• What is expected
Check each line below for the word "into", and copy those that have it.

• Material for this task

** Begin **

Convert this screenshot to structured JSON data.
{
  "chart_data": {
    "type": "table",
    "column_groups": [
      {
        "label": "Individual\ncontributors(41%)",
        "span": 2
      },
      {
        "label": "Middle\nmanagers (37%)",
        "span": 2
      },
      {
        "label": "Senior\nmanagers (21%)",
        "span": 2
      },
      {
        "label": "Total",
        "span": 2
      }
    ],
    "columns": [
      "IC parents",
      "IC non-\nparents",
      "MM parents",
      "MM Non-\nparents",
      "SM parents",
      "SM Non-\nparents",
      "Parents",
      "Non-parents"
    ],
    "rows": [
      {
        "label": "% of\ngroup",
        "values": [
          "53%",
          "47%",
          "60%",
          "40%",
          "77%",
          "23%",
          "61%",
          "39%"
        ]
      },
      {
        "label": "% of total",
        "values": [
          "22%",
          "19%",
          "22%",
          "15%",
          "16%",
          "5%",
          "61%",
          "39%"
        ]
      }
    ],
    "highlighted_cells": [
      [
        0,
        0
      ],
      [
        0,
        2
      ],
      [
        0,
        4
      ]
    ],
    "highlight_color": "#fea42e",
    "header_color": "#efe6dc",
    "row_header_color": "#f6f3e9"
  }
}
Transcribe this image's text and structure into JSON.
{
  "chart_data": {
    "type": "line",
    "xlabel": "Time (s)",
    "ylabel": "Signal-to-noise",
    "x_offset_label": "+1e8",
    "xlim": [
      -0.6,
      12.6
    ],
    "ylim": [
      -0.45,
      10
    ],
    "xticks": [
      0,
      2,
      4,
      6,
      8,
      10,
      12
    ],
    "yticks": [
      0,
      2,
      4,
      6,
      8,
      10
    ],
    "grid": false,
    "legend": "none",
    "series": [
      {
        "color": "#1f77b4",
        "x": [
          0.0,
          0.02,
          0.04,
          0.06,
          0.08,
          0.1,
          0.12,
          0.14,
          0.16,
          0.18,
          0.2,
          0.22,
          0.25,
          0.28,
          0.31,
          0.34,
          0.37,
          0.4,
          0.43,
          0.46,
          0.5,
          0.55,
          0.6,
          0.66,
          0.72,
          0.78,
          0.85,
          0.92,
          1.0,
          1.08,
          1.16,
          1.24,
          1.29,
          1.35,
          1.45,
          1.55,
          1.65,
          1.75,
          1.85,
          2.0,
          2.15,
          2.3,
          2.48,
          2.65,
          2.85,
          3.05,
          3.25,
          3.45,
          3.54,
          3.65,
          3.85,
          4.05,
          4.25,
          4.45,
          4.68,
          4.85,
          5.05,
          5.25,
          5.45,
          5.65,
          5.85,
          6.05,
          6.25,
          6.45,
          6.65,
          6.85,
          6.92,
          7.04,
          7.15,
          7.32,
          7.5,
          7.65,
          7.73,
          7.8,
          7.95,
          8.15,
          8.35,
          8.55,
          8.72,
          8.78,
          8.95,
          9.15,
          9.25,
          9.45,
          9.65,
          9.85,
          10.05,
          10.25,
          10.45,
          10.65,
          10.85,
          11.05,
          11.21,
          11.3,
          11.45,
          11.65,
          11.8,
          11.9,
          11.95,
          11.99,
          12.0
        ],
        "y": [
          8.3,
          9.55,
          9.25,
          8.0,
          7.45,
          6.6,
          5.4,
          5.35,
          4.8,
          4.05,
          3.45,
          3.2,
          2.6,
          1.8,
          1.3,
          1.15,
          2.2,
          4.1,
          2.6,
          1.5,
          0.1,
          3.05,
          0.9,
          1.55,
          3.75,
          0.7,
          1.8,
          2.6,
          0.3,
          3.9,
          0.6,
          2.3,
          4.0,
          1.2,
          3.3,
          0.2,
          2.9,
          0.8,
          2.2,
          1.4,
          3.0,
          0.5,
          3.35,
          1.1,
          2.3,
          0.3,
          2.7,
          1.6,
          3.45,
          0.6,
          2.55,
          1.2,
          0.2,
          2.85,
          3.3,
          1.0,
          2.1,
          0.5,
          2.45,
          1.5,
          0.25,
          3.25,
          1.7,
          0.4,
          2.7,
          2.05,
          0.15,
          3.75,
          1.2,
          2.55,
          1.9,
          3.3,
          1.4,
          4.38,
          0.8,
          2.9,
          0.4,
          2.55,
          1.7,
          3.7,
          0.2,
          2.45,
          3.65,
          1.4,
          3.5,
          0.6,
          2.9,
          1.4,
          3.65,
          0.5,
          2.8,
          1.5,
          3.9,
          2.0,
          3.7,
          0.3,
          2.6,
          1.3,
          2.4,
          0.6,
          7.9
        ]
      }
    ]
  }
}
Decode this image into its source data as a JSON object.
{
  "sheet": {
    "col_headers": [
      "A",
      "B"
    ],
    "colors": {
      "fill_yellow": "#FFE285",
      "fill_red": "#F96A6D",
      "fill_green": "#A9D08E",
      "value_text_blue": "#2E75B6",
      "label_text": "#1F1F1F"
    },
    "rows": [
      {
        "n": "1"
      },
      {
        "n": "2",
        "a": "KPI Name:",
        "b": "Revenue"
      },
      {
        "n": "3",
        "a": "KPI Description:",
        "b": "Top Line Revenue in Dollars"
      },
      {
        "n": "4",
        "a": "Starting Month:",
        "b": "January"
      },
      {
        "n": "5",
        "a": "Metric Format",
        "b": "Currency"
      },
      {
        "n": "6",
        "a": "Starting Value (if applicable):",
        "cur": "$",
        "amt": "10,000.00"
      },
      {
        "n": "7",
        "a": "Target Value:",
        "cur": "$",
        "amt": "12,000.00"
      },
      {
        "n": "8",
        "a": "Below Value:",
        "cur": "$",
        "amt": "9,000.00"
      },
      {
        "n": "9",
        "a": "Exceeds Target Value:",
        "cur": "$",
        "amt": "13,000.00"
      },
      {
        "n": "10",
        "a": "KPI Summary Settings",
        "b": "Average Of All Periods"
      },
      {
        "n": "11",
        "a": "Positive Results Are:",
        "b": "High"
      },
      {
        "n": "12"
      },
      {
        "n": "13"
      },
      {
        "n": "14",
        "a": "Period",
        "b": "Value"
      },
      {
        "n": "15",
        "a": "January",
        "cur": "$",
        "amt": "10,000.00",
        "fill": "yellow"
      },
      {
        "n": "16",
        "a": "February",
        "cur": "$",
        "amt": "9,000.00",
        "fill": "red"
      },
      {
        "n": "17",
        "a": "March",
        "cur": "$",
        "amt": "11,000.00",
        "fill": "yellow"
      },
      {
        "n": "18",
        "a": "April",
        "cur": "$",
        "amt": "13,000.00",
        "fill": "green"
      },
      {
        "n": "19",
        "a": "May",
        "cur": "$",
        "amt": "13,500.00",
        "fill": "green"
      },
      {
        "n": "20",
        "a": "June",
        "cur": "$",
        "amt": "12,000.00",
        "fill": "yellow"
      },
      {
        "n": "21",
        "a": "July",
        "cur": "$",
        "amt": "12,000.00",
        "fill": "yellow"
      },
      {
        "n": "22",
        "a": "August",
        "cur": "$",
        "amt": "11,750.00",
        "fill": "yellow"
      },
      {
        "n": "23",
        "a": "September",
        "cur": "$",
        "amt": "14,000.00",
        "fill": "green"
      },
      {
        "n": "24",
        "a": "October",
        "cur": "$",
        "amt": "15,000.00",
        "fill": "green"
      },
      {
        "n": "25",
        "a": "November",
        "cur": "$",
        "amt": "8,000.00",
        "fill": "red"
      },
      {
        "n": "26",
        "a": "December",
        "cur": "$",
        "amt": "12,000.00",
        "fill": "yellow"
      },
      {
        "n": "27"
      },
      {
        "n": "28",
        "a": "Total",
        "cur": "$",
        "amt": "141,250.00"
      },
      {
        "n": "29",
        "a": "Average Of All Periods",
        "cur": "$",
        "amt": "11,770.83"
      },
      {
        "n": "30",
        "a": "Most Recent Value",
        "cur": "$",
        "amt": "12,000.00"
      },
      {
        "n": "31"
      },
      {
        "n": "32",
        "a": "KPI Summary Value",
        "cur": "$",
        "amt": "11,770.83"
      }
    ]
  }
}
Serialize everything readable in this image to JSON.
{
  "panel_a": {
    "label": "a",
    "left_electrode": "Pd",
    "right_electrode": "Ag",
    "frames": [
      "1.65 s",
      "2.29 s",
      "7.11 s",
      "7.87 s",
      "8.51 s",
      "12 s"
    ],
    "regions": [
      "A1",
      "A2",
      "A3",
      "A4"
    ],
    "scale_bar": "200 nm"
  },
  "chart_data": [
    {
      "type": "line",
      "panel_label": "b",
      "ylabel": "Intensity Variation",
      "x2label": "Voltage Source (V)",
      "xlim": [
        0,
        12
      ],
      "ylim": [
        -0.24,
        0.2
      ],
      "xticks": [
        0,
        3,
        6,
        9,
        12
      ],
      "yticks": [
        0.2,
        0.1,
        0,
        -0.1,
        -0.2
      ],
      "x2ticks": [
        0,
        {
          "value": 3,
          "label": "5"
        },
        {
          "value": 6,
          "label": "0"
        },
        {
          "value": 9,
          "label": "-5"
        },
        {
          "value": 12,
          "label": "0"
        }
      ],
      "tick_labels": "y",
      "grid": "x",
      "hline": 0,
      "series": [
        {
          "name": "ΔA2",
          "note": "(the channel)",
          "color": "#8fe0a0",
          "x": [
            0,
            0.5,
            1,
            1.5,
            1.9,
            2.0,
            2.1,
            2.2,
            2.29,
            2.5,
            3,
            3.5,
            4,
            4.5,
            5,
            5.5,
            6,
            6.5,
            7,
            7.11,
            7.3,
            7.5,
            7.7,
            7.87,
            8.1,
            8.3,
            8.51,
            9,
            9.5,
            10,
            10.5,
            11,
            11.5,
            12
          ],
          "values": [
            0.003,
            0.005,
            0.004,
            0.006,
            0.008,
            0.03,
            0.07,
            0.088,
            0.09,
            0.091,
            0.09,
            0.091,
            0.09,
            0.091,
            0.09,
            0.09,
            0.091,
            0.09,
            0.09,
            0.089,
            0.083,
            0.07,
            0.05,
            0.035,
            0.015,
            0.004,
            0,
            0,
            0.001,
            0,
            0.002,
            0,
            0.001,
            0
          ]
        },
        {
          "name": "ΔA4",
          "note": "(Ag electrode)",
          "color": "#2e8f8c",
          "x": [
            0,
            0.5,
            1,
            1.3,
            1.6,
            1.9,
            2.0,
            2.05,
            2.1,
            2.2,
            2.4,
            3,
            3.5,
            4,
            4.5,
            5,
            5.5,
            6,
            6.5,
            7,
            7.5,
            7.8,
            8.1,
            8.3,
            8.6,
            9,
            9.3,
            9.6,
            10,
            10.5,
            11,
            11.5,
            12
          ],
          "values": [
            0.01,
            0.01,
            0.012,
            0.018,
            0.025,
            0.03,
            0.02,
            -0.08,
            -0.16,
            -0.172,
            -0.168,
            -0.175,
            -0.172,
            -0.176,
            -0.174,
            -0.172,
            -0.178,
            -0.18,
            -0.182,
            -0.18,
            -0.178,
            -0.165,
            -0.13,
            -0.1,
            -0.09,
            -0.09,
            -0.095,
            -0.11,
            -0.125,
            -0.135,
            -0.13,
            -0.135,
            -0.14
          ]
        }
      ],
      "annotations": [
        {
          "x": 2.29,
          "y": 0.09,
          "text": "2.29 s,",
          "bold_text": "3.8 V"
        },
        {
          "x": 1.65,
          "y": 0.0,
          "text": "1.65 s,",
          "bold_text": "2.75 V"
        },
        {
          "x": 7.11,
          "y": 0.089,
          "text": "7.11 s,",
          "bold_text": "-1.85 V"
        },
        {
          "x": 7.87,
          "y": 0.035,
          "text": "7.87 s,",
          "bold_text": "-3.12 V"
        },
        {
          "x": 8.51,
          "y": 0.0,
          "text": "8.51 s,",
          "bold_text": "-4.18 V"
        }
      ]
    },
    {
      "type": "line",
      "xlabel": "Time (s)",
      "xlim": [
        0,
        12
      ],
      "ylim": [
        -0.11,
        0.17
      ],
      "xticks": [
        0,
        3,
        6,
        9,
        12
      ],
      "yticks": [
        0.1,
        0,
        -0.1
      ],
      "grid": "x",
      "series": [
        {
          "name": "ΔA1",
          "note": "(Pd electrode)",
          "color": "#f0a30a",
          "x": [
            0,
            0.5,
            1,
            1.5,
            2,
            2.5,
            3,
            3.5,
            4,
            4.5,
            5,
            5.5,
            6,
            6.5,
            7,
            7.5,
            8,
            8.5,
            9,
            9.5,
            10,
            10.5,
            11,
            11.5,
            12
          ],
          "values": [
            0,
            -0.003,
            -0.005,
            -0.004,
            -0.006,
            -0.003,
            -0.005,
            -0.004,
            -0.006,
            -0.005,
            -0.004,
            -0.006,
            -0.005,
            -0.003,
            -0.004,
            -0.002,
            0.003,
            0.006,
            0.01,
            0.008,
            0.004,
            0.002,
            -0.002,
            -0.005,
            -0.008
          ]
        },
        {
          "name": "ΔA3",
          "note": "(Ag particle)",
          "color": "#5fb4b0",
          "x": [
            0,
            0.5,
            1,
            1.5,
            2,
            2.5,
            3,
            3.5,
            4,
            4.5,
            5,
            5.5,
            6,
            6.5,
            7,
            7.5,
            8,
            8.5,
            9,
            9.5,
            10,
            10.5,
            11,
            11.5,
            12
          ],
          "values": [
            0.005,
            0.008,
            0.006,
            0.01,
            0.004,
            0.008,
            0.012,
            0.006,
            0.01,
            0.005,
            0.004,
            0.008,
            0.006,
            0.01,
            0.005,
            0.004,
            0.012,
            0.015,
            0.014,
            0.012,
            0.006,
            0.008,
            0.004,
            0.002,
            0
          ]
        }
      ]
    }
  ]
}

** End **

• Problem solution
Transcribe this image's text and structure into JSON.
Decode this image into its source data as a JSON object.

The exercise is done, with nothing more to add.